BEGIN Entries supplied
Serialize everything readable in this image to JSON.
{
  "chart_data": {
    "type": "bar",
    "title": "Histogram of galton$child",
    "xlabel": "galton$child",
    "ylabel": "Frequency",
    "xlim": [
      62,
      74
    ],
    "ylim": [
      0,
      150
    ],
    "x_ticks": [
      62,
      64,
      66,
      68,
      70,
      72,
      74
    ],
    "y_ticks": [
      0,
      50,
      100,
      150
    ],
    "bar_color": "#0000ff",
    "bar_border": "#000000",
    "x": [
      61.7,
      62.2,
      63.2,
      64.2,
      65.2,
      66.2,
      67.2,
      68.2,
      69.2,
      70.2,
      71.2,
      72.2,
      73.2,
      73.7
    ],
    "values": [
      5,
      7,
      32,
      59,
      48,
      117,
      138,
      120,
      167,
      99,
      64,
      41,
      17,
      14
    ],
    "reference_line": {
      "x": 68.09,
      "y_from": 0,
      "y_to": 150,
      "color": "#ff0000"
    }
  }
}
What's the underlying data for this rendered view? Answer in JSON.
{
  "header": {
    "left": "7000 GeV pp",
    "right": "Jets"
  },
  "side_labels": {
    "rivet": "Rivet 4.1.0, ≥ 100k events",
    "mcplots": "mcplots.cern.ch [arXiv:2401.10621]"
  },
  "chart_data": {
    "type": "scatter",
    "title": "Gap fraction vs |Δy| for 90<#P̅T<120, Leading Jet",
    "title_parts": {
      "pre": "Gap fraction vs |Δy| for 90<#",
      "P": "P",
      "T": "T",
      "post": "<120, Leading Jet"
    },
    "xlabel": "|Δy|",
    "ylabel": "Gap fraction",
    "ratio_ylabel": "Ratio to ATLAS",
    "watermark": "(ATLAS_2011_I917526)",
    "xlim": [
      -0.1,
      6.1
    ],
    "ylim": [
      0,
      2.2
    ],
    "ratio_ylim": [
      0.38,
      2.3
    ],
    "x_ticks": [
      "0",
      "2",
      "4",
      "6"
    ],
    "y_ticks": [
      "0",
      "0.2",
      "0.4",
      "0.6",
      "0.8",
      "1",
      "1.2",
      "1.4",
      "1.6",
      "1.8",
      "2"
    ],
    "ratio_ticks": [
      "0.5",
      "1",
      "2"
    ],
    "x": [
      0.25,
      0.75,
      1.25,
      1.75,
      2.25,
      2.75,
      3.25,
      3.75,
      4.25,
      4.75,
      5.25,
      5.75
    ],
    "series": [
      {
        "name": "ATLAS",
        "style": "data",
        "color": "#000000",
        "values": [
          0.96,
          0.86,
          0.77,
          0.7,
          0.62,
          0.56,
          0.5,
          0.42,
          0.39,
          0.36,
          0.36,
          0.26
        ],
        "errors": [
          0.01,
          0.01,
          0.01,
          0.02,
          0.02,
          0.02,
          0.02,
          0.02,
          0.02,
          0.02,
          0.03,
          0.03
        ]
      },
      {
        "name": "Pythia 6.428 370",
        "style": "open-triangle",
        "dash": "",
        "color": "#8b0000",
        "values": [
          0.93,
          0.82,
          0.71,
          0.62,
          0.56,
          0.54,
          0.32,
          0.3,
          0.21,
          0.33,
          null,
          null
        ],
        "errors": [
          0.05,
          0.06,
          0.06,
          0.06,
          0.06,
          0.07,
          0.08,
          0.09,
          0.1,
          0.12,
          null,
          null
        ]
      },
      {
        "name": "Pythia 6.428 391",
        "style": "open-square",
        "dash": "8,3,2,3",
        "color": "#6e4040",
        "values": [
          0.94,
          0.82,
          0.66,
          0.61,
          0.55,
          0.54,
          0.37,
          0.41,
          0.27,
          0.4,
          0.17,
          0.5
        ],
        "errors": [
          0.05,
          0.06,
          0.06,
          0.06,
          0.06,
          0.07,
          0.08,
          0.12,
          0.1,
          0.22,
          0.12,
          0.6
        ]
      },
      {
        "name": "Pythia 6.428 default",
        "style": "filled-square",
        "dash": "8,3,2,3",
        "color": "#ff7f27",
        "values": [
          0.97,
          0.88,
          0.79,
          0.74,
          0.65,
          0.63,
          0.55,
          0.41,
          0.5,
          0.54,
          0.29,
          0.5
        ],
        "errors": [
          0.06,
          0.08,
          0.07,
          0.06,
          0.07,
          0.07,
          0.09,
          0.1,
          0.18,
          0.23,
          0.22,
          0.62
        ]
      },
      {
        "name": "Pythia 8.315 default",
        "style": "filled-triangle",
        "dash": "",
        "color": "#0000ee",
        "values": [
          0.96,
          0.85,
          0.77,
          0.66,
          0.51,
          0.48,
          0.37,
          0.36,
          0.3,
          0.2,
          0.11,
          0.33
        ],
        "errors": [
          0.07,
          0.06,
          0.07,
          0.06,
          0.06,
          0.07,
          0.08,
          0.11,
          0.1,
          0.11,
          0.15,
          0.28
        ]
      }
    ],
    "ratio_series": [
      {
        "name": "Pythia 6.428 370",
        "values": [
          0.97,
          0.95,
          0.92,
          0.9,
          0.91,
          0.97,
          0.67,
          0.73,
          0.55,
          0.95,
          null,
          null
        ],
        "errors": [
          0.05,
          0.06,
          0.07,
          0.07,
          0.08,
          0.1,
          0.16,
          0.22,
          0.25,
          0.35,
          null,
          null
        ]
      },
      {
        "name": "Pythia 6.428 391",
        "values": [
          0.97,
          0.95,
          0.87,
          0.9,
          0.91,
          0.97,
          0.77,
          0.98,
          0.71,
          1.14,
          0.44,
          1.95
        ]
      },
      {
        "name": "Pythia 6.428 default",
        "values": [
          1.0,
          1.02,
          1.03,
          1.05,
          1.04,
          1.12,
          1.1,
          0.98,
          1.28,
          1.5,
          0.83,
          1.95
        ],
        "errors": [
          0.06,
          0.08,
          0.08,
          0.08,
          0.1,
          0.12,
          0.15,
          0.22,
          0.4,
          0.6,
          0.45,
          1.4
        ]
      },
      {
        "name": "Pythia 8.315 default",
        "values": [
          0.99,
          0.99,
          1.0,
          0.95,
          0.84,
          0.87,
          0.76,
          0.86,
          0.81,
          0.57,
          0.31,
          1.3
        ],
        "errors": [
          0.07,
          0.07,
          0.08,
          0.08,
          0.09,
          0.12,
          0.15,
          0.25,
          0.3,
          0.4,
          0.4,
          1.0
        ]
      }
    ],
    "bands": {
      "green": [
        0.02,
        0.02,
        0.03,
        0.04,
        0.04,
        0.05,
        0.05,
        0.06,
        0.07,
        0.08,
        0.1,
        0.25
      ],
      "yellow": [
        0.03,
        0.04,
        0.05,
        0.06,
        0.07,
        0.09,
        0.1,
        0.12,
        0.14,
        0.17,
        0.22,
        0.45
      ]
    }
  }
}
END Entries supplied
Problem requirements:
Reproduce the records word for word.

Task solution:
Serialize everything readable in this image to JSON.
{
  "chart_data": {
    "type": "bar",
    "title": "Histogram of galton$child",
    "xlabel": "galton$child",
    "ylabel": "Frequency",
    "xlim": [
      62,
      74
    ],
    "ylim": [
      0,
      150
    ],
    "x_ticks": [
      62,
      64,
      66,
      68,
      70,
      72,
      74
    ],
    "y_ticks": [
      0,
      50,
      100,
      150
    ],
    "bar_color": "#0000ff",
    "bar_border": "#000000",
    "x": [
      61.7,
      62.2,
      63.2,
      64.2,
      65.2,
      66.2,
      67.2,
      68.2,
      69.2,
      70.2,
      71.2,
      72.2,
      73.2,
      73.7
    ],
    "values": [
      5,
      7,
      32,
      59,
      48,
      117,
      138,
      120,
      167,
      99,
      64,
      41,
      17,
      14
    ],
    "reference_line": {
      "x": 68.09,
      "y_from": 0,
      "y_to": 150,
      "color": "#ff0000"
    }
  }
}
What's the underlying data for this rendered view? Answer in JSON.
{
  "header": {
    "left": "7000 GeV pp",
    "right": "Jets"
  },
  "side_labels": {
    "rivet": "Rivet 4.1.0, ≥ 100k events",
    "mcplots": "mcplots.cern.ch [arXiv:2401.10621]"
  },
  "chart_data": {
    "type": "scatter",
    "title": "Gap fraction vs |Δy| for 90<#P̅T<120, Leading Jet",
    "title_parts": {
      "pre": "Gap fraction vs |Δy| for 90<#",
      "P": "P",
      "T": "T",
      "post": "<120, Leading Jet"
    },
    "xlabel": "|Δy|",
    "ylabel": "Gap fraction",
    "ratio_ylabel": "Ratio to ATLAS",
    "watermark": "(ATLAS_2011_I917526)",
    "xlim": [
      -0.1,
      6.1
    ],
    "ylim": [
      0,
      2.2
    ],
    "ratio_ylim": [
      0.38,
      2.3
    ],
    "x_ticks": [
      "0",
      "2",
      "4",
      "6"
    ],
    "y_ticks": [
      "0",
      "0.2",
      "0.4",
      "0.6",
      "0.8",
      "1",
      "1.2",
      "1.4",
      "1.6",
      "1.8",
      "2"
    ],
    "ratio_ticks": [
      "0.5",
      "1",
      "2"
    ],
    "x": [
      0.25,
      0.75,
      1.25,
      1.75,
      2.25,
      2.75,
      3.25,
      3.75,
      4.25,
      4.75,
      5.25,
      5.75
    ],
    "series": [
      {
        "name": "ATLAS",
        "style": "data",
        "color": "#000000",
        "values": [
          0.96,
          0.86,
          0.77,
          0.7,
          0.62,
          0.56,
          0.5,
          0.42,
          0.39,
          0.36,
          0.36,
          0.26
        ],
        "errors": [
          0.01,
          0.01,
          0.01,
          0.02,
          0.02,
          0.02,
          0.02,
          0.02,
          0.02,
          0.02,
          0.03,
          0.03
        ]
      },
      {
        "name": "Pythia 6.428 370",
        "style": "open-triangle",
        "dash": "",
        "color": "#8b0000",
        "values": [
          0.93,
          0.82,
          0.71,
          0.62,
          0.56,
          0.54,
          0.32,
          0.3,
          0.21,
          0.33,
          null,
          null
        ],
        "errors": [
          0.05,
          0.06,
          0.06,
          0.06,
          0.06,
          0.07,
          0.08,
          0.09,
          0.1,
          0.12,
          null,
          null
        ]
      },
      {
        "name": "Pythia 6.428 391",
        "style": "open-square",
        "dash": "8,3,2,3",
        "color": "#6e4040",
        "values": [
          0.94,
          0.82,
          0.66,
          0.61,
          0.55,
          0.54,
          0.37,
          0.41,
          0.27,
          0.4,
          0.17,
          0.5
        ],
        "errors": [
          0.05,
          0.06,
          0.06,
          0.06,
          0.06,
          0.07,
          0.08,
          0.12,
          0.1,
          0.22,
          0.12,
          0.6
        ]
      },
      {
        "name": "Pythia 6.428 default",
        "style": "filled-square",
        "dash": "8,3,2,3",
        "color": "#ff7f27",
        "values": [
          0.97,
          0.88,
          0.79,
          0.74,
          0.65,
          0.63,
          0.55,
          0.41,
          0.5,
          0.54,
          0.29,
          0.5
        ],
        "errors": [
          0.06,
          0.08,
          0.07,
          0.06,
          0.07,
          0.07,
          0.09,
          0.1,
          0.18,
          0.23,
          0.22,
          0.62
        ]
      },
      {
        "name": "Pythia 8.315 default",
        "style": "filled-triangle",
        "dash": "",
        "color": "#0000ee",
        "values": [
          0.96,
          0.85,
          0.77,
          0.66,
          0.51,
          0.48,
          0.37,
          0.36,
          0.3,
          0.2,
          0.11,
          0.33
        ],
        "errors": [
          0.07,
          0.06,
          0.07,
          0.06,
          0.06,
          0.07,
          0.08,
          0.11,
          0.1,
          0.11,
          0.15,
          0.28
        ]
      }
    ],
    "ratio_series": [
      {
        "name": "Pythia 6.428 370",
        "values": [
          0.97,
          0.95,
          0.92,
          0.9,
          0.91,
          0.97,
          0.67,
          0.73,
          0.55,
          0.95,
          null,
          null
        ],
        "errors": [
          0.05,
          0.06,
          0.07,
          0.07,
          0.08,
          0.1,
          0.16,
          0.22,
          0.25,
          0.35,
          null,
          null
        ]
      },
      {
        "name": "Pythia 6.428 391",
        "values": [
          0.97,
          0.95,
          0.87,
          0.9,
          0.91,
          0.97,
          0.77,
          0.98,
          0.71,
          1.14,
          0.44,
          1.95
        ]
      },
      {
        "name": "Pythia 6.428 default",
        "values": [
          1.0,
          1.02,
          1.03,
          1.05,
          1.04,
          1.12,
          1.1,
          0.98,
          1.28,
          1.5,
          0.83,
          1.95
        ],
        "errors": [
          0.06,
          0.08,
          0.08,
          0.08,
          0.1,
          0.12,
          0.15,
          0.22,
          0.4,
          0.6,
          0.45,
          1.4
        ]
      },
      {
        "name": "Pythia 8.315 default",
        "values": [
          0.99,
          0.99,
          1.0,
          0.95,
          0.84,
          0.87,
          0.76,
          0.86,
          0.81,
          0.57,
          0.31,
          1.3
        ],
        "errors": [
          0.07,
          0.07,
          0.08,
          0.08,
          0.09,
          0.12,
          0.15,
          0.25,
          0.3,
          0.4,
          0.4,
          1.0
        ]
      }
    ],
    "bands": {
      "green": [
        0.02,
        0.02,
        0.03,
        0.04,
        0.04,
        0.05,
        0.05,
        0.06,
        0.07,
        0.08,
        0.1,
        0.25
      ],
      "yellow": [
        0.03,
        0.04,
        0.05,
        0.06,
        0.07,
        0.09,
        0.1,
        0.12,
        0.14,
        0.17,
        0.22,
        0.45
      ]
    }
  }
}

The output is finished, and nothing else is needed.